* _WHAT NEEDS TO BE DONE_
Using the string "content" as the key, pull each matching line out of the records below.

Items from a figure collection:
================

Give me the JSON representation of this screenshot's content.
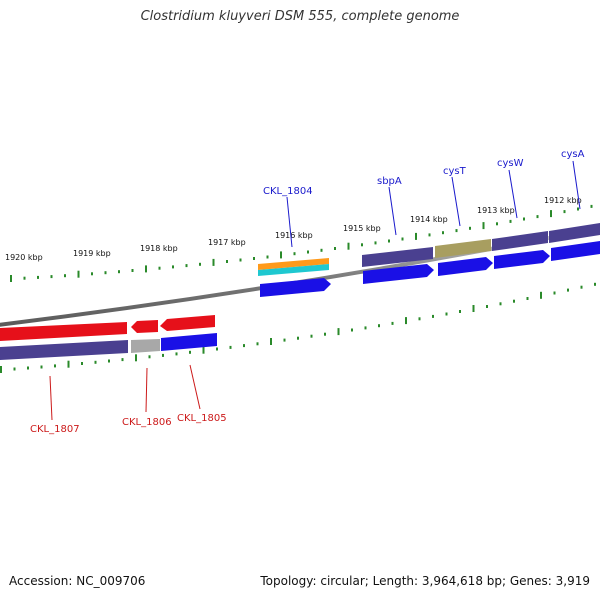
{
  "title": "Clostridium kluyveri DSM 555, complete genome",
  "footer": {
    "accession": "Accession: NC_009706",
    "summary": "Topology: circular; Length: 3,964,618 bp; Genes: 3,919"
  },
  "colors": {
    "backbone": "#8a8a8a",
    "tick": "#2a8a2a",
    "forward_label": "#1a1acc",
    "reverse_label": "#cc1a1a",
    "gene_blue": "#1a10e6",
    "gene_red": "#e6101a",
    "gene_gray": "#a8a8a8",
    "gene_purple": "#4a4090",
    "gene_olive": "#a89e60",
    "gene_orange": "#ff9a1a",
    "gene_cyan": "#1ec8d0"
  },
  "axis_labels": [
    "1920 kbp",
    "1919 kbp",
    "1918 kbp",
    "1917 kbp",
    "1916 kbp",
    "1915 kbp",
    "1914 kbp",
    "1913 kbp",
    "1912 kbp"
  ],
  "forward_genes": [
    "CKL_1804",
    "sbpA",
    "cysT",
    "cysW",
    "cysA"
  ],
  "reverse_genes": [
    "CKL_1807",
    "CKL_1806",
    "CKL_1805"
  ]
}
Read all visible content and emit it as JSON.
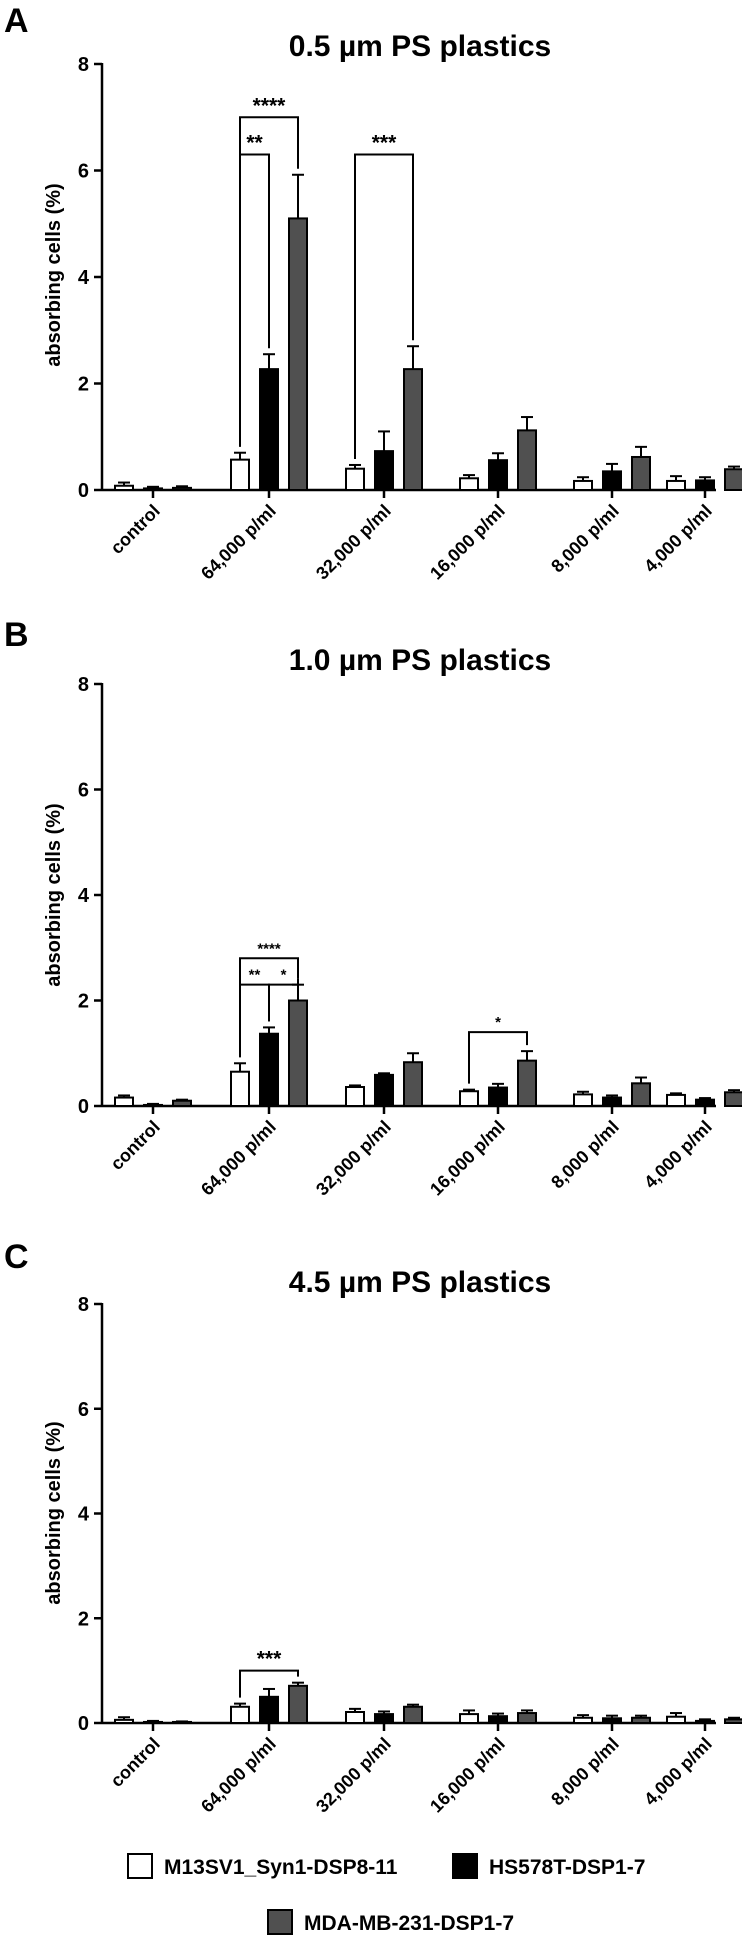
{
  "legend": {
    "series": [
      {
        "name": "M13SV1_Syn1-DSP8-11",
        "color": "#ffffff"
      },
      {
        "name": "HS578T-DSP1-7",
        "color": "#000000"
      },
      {
        "name": "MDA-MB-231-DSP1-7",
        "color": "#505050"
      }
    ]
  },
  "chart_data": [
    {
      "type": "bar",
      "panel": "A",
      "title": "0.5 µm PS plastics",
      "ylabel": "absorbing cells (%)",
      "ylim": [
        0,
        8
      ],
      "yticks": [
        0,
        2,
        4,
        6,
        8
      ],
      "categories": [
        "control",
        "64,000 p/ml",
        "32,000 p/ml",
        "16,000 p/ml",
        "8,000 p/ml",
        "4,000 p/ml"
      ],
      "series": [
        {
          "name": "M13SV1_Syn1-DSP8-11",
          "values": [
            0.08,
            0.57,
            0.4,
            0.22,
            0.17,
            0.17
          ],
          "errors": [
            0.06,
            0.13,
            0.07,
            0.06,
            0.07,
            0.09
          ]
        },
        {
          "name": "HS578T-DSP1-7",
          "values": [
            0.03,
            2.27,
            0.73,
            0.56,
            0.35,
            0.18
          ],
          "errors": [
            0.03,
            0.28,
            0.37,
            0.13,
            0.14,
            0.06
          ]
        },
        {
          "name": "MDA-MB-231-DSP1-7",
          "values": [
            0.04,
            5.1,
            2.27,
            1.12,
            0.62,
            0.39
          ],
          "errors": [
            0.03,
            0.82,
            0.43,
            0.25,
            0.19,
            0.05
          ]
        }
      ],
      "annotations": [
        {
          "label": "****",
          "cat": 1,
          "from": 0,
          "to": 2,
          "level": 7.0
        },
        {
          "label": "**",
          "cat": 1,
          "from": 0,
          "to": 1,
          "level": 6.3
        },
        {
          "label": "***",
          "cat": 2,
          "from": 0,
          "to": 2,
          "level": 6.3
        }
      ]
    },
    {
      "type": "bar",
      "panel": "B",
      "title": "1.0 µm PS plastics",
      "ylabel": "absorbing cells (%)",
      "ylim": [
        0,
        8
      ],
      "yticks": [
        0,
        2,
        4,
        6,
        8
      ],
      "categories": [
        "control",
        "64,000 p/ml",
        "32,000 p/ml",
        "16,000 p/ml",
        "8,000 p/ml",
        "4,000 p/ml"
      ],
      "series": [
        {
          "name": "M13SV1_Syn1-DSP8-11",
          "values": [
            0.16,
            0.65,
            0.36,
            0.28,
            0.22,
            0.21
          ],
          "errors": [
            0.04,
            0.16,
            0.03,
            0.03,
            0.05,
            0.03
          ]
        },
        {
          "name": "HS578T-DSP1-7",
          "values": [
            0.02,
            1.37,
            0.59,
            0.35,
            0.16,
            0.12
          ],
          "errors": [
            0.02,
            0.12,
            0.03,
            0.07,
            0.04,
            0.03
          ]
        },
        {
          "name": "MDA-MB-231-DSP1-7",
          "values": [
            0.1,
            2.0,
            0.83,
            0.86,
            0.43,
            0.26
          ],
          "errors": [
            0.02,
            0.3,
            0.17,
            0.18,
            0.11,
            0.04
          ]
        }
      ],
      "annotations": [
        {
          "label": "****",
          "cat": 1,
          "from": 0,
          "to": 2,
          "level": 2.8
        },
        {
          "label": "**",
          "cat": 1,
          "from": 0,
          "to": 1,
          "level": 2.3
        },
        {
          "label": "*",
          "cat": 1,
          "from": 1,
          "to": 2,
          "level": 2.3
        },
        {
          "label": "*",
          "cat": 3,
          "from": 0,
          "to": 2,
          "level": 1.4
        }
      ]
    },
    {
      "type": "bar",
      "panel": "C",
      "title": "4.5 µm PS plastics",
      "ylabel": "absorbing cells (%)",
      "ylim": [
        0,
        8
      ],
      "yticks": [
        0,
        2,
        4,
        6,
        8
      ],
      "categories": [
        "control",
        "64,000 p/ml",
        "32,000 p/ml",
        "16,000 p/ml",
        "8,000 p/ml",
        "4,000 p/ml"
      ],
      "series": [
        {
          "name": "M13SV1_Syn1-DSP8-11",
          "values": [
            0.06,
            0.31,
            0.21,
            0.17,
            0.1,
            0.12
          ],
          "errors": [
            0.05,
            0.06,
            0.06,
            0.07,
            0.05,
            0.07
          ]
        },
        {
          "name": "HS578T-DSP1-7",
          "values": [
            0.02,
            0.5,
            0.17,
            0.13,
            0.09,
            0.04
          ],
          "errors": [
            0.02,
            0.15,
            0.05,
            0.05,
            0.05,
            0.03
          ]
        },
        {
          "name": "MDA-MB-231-DSP1-7",
          "values": [
            0.02,
            0.71,
            0.31,
            0.19,
            0.1,
            0.07
          ],
          "errors": [
            0.01,
            0.06,
            0.04,
            0.05,
            0.04,
            0.03
          ]
        }
      ],
      "annotations": [
        {
          "label": "***",
          "cat": 1,
          "from": 0,
          "to": 2,
          "level": 1.0
        }
      ]
    }
  ]
}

================

* _THE ANSWER_
Give me the JSON representation of this screenshot's content.
Read all visible content and emit it as JSON.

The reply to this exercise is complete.